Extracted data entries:
::::::::::

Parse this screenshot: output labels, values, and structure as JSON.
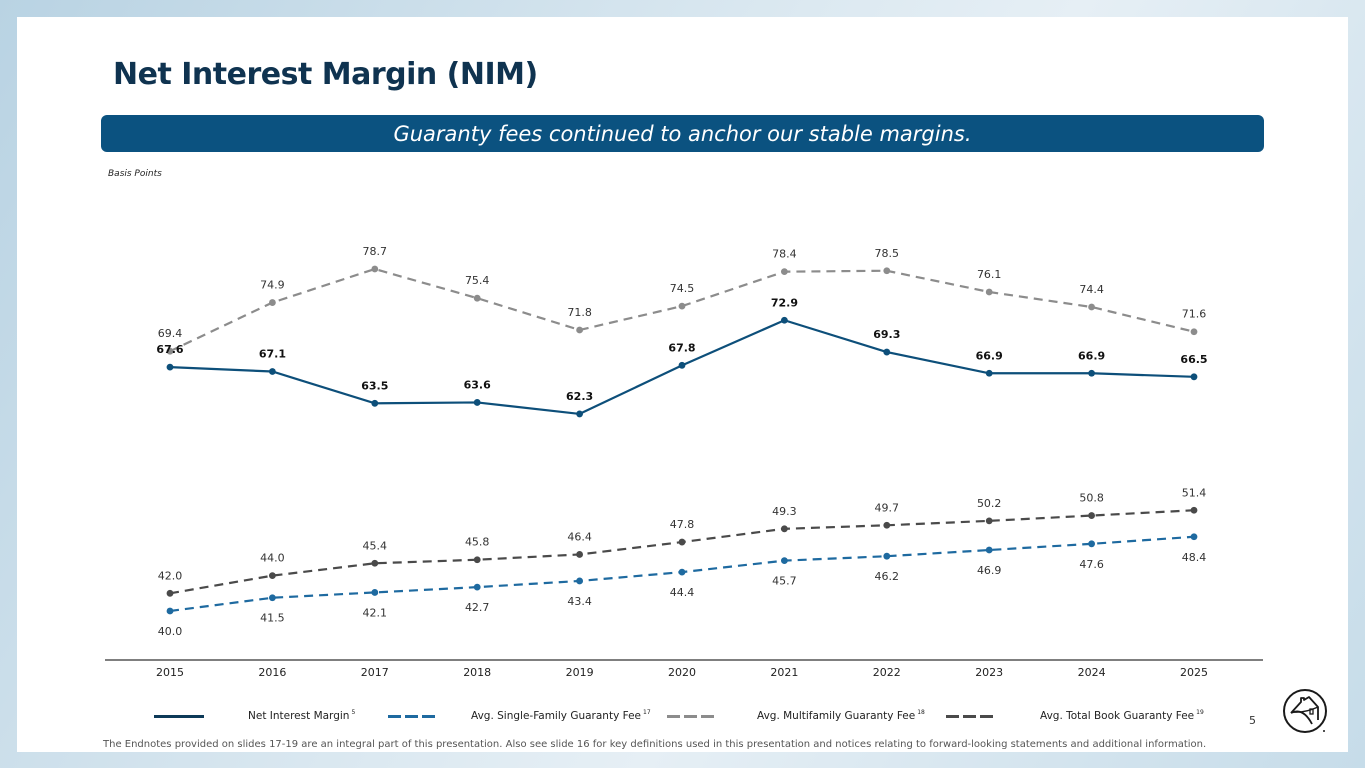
{
  "slide": {
    "title": "Net Interest Margin (NIM)",
    "banner": "Guaranty fees continued to anchor our stable margins.",
    "units_label": "Basis Points",
    "page_number": "5",
    "footer": "The Endnotes provided on slides 17-19 are an integral part of this presentation. Also see slide 16 for key definitions used in this presentation and notices relating to forward-looking statements and additional information.",
    "logo_icon": "house-circle-logo-icon"
  },
  "legend": [
    {
      "label": "Net Interest Margin",
      "note": "5",
      "color": "#0d3a58",
      "style": "solid"
    },
    {
      "label": "Avg. Single-Family Guaranty Fee",
      "note": "17",
      "color": "#1e6aa0",
      "style": "dashed"
    },
    {
      "label": "Avg. Multifamily Guaranty Fee",
      "note": "18",
      "color": "#8c8c8c",
      "style": "dashed"
    },
    {
      "label": "Avg. Total Book Guaranty Fee",
      "note": "19",
      "color": "#4a4a4a",
      "style": "dashed"
    }
  ],
  "chart_data": {
    "type": "line",
    "title": "Net Interest Margin (NIM)",
    "ylabel": "Basis Points",
    "xlabel": "",
    "categories": [
      "2015",
      "2016",
      "2017",
      "2018",
      "2019",
      "2020",
      "2021",
      "2022",
      "2023",
      "2024",
      "2025"
    ],
    "ylim": [
      35,
      82
    ],
    "grid": false,
    "legend_position": "bottom",
    "series": [
      {
        "name": "Avg. Multifamily Guaranty Fee",
        "color": "#8c8c8c",
        "dashed": true,
        "label_pos": "above",
        "bold": false,
        "values": [
          69.4,
          74.9,
          78.7,
          75.4,
          71.8,
          74.5,
          78.4,
          78.5,
          76.1,
          74.4,
          71.6
        ]
      },
      {
        "name": "Net Interest Margin",
        "color": "#0d4f7a",
        "dashed": false,
        "label_pos": "above",
        "bold": true,
        "values": [
          67.6,
          67.1,
          63.5,
          63.6,
          62.3,
          67.8,
          72.9,
          69.3,
          66.9,
          66.9,
          66.5
        ]
      },
      {
        "name": "Avg. Total Book Guaranty Fee",
        "color": "#4a4a4a",
        "dashed": true,
        "label_pos": "above",
        "bold": false,
        "values": [
          42.0,
          44.0,
          45.4,
          45.8,
          46.4,
          47.8,
          49.3,
          49.7,
          50.2,
          50.8,
          51.4
        ]
      },
      {
        "name": "Avg. Single-Family Guaranty Fee",
        "color": "#1e6aa0",
        "dashed": true,
        "label_pos": "below",
        "bold": false,
        "values": [
          40.0,
          41.5,
          42.1,
          42.7,
          43.4,
          44.4,
          45.7,
          46.2,
          46.9,
          47.6,
          48.4
        ]
      }
    ]
  }
}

::::::::::

WHAT YOU HAVE TO DO - The records above are to be restated exactly, without their pictures.

RESPONSE TO THIS TASK -
Parse this screenshot: output labels, values, and structure as JSON.
{
  "slide": {
    "title": "Net Interest Margin (NIM)",
    "banner": "Guaranty fees continued to anchor our stable margins.",
    "units_label": "Basis Points",
    "page_number": "5",
    "footer": "The Endnotes provided on slides 17-19 are an integral part of this presentation. Also see slide 16 for key definitions used in this presentation and notices relating to forward-looking statements and additional information.",
    "logo_icon": "house-circle-logo-icon"
  },
  "legend": [
    {
      "label": "Net Interest Margin",
      "note": "5",
      "color": "#0d3a58",
      "style": "solid"
    },
    {
      "label": "Avg. Single-Family Guaranty Fee",
      "note": "17",
      "color": "#1e6aa0",
      "style": "dashed"
    },
    {
      "label": "Avg. Multifamily Guaranty Fee",
      "note": "18",
      "color": "#8c8c8c",
      "style": "dashed"
    },
    {
      "label": "Avg. Total Book Guaranty Fee",
      "note": "19",
      "color": "#4a4a4a",
      "style": "dashed"
    }
  ],
  "chart_data": {
    "type": "line",
    "title": "Net Interest Margin (NIM)",
    "ylabel": "Basis Points",
    "xlabel": "",
    "categories": [
      "2015",
      "2016",
      "2017",
      "2018",
      "2019",
      "2020",
      "2021",
      "2022",
      "2023",
      "2024",
      "2025"
    ],
    "ylim": [
      35,
      82
    ],
    "grid": false,
    "legend_position": "bottom",
    "series": [
      {
        "name": "Avg. Multifamily Guaranty Fee",
        "color": "#8c8c8c",
        "dashed": true,
        "label_pos": "above",
        "bold": false,
        "values": [
          69.4,
          74.9,
          78.7,
          75.4,
          71.8,
          74.5,
          78.4,
          78.5,
          76.1,
          74.4,
          71.6
        ]
      },
      {
        "name": "Net Interest Margin",
        "color": "#0d4f7a",
        "dashed": false,
        "label_pos": "above",
        "bold": true,
        "values": [
          67.6,
          67.1,
          63.5,
          63.6,
          62.3,
          67.8,
          72.9,
          69.3,
          66.9,
          66.9,
          66.5
        ]
      },
      {
        "name": "Avg. Total Book Guaranty Fee",
        "color": "#4a4a4a",
        "dashed": true,
        "label_pos": "above",
        "bold": false,
        "values": [
          42.0,
          44.0,
          45.4,
          45.8,
          46.4,
          47.8,
          49.3,
          49.7,
          50.2,
          50.8,
          51.4
        ]
      },
      {
        "name": "Avg. Single-Family Guaranty Fee",
        "color": "#1e6aa0",
        "dashed": true,
        "label_pos": "below",
        "bold": false,
        "values": [
          40.0,
          41.5,
          42.1,
          42.7,
          43.4,
          44.4,
          45.7,
          46.2,
          46.9,
          47.6,
          48.4
        ]
      }
    ]
  }
}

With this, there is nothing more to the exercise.